- [Written task]
Collect the lines of the entries where "spare" shows up.

- [Data entries]
* START *
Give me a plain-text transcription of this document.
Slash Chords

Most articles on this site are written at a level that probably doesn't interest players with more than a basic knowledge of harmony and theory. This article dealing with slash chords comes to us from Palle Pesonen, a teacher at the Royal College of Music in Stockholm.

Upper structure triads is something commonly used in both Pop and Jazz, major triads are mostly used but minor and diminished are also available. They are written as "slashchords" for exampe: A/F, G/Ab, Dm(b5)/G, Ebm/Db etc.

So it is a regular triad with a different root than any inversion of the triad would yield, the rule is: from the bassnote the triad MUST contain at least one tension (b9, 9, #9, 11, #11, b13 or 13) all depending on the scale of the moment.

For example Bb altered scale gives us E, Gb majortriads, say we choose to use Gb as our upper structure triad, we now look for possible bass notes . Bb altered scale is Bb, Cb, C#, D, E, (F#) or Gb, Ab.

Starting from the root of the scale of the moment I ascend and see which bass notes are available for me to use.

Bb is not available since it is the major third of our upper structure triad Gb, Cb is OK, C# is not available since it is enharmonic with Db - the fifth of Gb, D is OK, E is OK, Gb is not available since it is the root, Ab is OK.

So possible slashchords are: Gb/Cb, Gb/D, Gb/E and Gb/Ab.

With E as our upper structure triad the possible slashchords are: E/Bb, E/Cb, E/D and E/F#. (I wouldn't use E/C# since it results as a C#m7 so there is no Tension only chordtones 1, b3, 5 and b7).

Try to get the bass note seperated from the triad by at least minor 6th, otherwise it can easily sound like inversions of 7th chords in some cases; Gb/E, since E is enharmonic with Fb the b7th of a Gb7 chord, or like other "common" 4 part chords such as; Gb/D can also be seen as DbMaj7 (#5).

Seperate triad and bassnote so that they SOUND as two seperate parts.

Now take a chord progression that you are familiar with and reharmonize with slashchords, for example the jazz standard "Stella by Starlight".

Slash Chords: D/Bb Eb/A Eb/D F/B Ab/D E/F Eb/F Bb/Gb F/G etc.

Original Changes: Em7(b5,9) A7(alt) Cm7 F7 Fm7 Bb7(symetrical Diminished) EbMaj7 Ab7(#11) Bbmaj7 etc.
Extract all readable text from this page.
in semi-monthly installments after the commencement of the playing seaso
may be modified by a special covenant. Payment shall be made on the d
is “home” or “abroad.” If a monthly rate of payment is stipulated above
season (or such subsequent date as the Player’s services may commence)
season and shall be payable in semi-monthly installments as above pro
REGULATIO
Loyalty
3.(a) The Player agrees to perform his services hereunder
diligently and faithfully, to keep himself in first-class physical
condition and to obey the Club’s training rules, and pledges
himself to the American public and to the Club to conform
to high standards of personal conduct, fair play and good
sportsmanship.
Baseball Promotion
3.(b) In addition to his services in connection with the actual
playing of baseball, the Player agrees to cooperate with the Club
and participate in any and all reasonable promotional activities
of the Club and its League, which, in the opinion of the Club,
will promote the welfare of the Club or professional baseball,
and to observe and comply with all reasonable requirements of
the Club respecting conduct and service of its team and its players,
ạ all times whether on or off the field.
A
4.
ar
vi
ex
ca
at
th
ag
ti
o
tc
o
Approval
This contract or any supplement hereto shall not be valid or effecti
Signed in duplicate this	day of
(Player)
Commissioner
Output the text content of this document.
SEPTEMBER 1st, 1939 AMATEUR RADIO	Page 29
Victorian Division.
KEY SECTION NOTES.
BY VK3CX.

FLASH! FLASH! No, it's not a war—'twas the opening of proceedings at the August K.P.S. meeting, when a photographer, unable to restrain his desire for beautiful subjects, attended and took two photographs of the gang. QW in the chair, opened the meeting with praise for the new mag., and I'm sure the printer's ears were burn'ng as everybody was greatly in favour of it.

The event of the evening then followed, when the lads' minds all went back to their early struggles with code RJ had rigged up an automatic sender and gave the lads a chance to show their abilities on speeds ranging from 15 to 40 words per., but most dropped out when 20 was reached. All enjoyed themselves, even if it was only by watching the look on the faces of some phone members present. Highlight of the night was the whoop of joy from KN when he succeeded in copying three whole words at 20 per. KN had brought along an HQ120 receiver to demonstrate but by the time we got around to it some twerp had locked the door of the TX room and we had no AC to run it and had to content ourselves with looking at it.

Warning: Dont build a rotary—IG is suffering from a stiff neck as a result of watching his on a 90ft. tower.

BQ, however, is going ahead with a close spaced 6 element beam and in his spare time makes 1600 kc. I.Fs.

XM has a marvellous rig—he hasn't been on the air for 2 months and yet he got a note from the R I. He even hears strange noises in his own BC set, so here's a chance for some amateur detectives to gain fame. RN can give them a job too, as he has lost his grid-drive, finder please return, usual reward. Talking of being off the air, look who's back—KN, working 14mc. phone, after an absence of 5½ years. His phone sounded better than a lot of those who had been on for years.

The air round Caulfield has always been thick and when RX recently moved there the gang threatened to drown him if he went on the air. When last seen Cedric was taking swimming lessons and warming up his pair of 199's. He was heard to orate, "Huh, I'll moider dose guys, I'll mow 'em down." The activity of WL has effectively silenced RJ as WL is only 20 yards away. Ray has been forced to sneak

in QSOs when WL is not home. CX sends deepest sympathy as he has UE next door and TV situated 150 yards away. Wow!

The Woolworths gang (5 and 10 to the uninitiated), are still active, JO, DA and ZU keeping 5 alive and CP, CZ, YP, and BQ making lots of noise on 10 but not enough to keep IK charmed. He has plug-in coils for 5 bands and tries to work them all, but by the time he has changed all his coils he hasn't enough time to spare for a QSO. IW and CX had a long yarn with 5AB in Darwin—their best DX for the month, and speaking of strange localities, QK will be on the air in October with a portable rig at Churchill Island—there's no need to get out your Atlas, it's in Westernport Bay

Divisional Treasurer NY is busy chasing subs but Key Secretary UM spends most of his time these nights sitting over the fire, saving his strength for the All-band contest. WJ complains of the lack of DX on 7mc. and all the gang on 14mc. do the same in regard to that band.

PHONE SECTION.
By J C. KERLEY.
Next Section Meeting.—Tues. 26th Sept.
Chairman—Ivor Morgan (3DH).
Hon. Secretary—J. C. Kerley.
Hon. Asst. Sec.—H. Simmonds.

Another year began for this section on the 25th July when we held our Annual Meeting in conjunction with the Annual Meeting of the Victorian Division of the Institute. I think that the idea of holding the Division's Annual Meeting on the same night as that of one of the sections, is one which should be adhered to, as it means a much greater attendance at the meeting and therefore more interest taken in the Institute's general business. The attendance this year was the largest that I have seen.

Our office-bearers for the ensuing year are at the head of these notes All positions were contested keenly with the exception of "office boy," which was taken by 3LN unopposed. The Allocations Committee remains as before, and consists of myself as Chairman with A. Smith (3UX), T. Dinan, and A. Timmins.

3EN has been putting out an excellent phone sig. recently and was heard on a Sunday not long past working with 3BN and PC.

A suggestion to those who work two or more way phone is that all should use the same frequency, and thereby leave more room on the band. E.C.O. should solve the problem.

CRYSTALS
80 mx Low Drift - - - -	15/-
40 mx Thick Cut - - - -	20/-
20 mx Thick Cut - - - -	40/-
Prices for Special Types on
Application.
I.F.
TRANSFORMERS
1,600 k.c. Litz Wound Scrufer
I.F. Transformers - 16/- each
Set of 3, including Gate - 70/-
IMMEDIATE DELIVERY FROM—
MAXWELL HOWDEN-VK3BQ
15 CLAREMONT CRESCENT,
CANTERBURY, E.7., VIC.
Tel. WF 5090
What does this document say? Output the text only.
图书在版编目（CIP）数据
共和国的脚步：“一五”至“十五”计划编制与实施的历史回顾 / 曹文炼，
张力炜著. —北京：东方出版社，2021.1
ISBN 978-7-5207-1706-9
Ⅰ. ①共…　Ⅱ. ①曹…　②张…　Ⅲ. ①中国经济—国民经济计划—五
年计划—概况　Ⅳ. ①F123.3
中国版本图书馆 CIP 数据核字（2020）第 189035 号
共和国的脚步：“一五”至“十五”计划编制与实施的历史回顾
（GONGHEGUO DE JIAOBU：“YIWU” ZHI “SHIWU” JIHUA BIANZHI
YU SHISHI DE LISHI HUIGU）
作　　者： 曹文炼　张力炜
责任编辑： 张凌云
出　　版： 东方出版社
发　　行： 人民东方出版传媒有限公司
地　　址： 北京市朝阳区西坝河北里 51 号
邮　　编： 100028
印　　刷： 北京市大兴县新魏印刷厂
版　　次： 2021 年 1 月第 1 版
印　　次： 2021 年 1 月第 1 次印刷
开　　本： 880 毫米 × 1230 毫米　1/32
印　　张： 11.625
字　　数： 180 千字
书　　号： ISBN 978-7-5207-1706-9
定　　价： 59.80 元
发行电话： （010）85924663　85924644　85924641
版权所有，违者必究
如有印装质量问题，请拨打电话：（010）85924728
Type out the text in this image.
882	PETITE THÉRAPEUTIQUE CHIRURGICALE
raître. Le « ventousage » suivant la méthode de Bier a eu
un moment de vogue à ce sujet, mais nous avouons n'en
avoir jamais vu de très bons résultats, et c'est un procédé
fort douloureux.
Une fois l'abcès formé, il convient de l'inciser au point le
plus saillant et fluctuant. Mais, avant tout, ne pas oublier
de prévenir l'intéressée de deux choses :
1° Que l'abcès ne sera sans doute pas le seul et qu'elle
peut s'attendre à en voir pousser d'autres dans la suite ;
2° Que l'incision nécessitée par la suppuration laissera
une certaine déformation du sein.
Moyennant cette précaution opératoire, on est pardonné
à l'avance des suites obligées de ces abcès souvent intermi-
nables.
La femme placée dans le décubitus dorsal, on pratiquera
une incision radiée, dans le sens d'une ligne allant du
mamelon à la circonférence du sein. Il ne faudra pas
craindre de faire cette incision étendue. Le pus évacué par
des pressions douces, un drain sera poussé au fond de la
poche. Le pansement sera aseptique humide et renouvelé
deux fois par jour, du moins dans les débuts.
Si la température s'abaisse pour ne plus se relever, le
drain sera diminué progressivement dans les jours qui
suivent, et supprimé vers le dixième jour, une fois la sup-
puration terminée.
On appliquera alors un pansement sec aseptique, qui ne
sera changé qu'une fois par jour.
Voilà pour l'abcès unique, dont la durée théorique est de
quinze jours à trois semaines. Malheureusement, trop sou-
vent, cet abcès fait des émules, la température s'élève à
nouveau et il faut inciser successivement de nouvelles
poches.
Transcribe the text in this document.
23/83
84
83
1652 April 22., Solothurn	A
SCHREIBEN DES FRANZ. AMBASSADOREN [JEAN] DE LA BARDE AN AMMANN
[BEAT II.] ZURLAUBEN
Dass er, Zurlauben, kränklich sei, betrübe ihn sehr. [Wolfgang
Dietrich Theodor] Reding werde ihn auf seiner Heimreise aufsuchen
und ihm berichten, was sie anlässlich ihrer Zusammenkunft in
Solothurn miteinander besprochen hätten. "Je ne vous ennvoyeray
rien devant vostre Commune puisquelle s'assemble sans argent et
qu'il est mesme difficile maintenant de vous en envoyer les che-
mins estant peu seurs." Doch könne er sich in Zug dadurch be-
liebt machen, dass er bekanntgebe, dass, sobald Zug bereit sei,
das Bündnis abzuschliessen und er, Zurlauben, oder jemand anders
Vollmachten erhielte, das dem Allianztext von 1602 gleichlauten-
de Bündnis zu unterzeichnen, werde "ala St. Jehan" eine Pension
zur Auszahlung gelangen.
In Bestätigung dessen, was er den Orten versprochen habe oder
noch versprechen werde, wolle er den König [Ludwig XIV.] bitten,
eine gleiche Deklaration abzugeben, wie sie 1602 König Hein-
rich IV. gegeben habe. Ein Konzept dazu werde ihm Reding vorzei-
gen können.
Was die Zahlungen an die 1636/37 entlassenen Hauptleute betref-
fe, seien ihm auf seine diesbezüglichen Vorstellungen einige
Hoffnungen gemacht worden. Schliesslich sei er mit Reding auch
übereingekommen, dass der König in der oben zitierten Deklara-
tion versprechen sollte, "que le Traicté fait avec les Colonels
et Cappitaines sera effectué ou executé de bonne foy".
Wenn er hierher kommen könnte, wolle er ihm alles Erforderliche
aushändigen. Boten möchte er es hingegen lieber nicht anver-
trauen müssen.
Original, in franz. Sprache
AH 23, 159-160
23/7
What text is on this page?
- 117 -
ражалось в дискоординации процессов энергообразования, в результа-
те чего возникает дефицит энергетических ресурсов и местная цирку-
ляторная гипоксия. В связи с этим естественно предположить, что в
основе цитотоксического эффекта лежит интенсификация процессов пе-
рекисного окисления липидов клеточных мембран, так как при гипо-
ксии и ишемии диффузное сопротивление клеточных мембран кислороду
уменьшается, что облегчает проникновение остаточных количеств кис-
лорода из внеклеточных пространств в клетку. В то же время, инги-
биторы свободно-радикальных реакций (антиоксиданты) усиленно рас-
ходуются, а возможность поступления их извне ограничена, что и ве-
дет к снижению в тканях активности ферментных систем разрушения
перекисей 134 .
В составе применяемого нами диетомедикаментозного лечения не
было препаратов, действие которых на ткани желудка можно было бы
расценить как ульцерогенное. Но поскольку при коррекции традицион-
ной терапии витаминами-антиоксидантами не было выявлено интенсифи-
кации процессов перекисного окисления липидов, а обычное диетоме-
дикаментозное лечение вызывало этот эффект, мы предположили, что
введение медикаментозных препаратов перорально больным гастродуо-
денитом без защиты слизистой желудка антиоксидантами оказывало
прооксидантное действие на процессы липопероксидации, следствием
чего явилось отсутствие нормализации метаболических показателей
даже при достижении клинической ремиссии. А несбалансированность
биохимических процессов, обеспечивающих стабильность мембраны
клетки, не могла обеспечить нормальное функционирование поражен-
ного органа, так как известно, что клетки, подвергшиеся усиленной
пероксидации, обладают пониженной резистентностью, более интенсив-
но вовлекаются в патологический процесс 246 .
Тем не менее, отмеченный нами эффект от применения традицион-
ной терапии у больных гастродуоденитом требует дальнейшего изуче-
* END *
- [Answer to the task]
BQ, however, is going ahead with a close spaced 6 element beam and in his spare time makes 1600 kc. I.Fs.
The Woolworths gang (5 and 10 to the uninitiated), are still active, JO, DA and ZU keeping 5 alive and CP, CZ, YP, and BQ making lots of noise on 10 but not enough to keep IK charmed. He has plug-in coils for 5 bands and tries to work them all, but by the time he has changed all his coils he hasn't enough time to spare for a QSO. IW and CX had a long yarn with 5AB in Darwin—their best DX for the month, and speaking of strange localities, QK will be on the air in October with a portable rig at Churchill Island—there's no need to get out your Atlas, it's in Westernport Bay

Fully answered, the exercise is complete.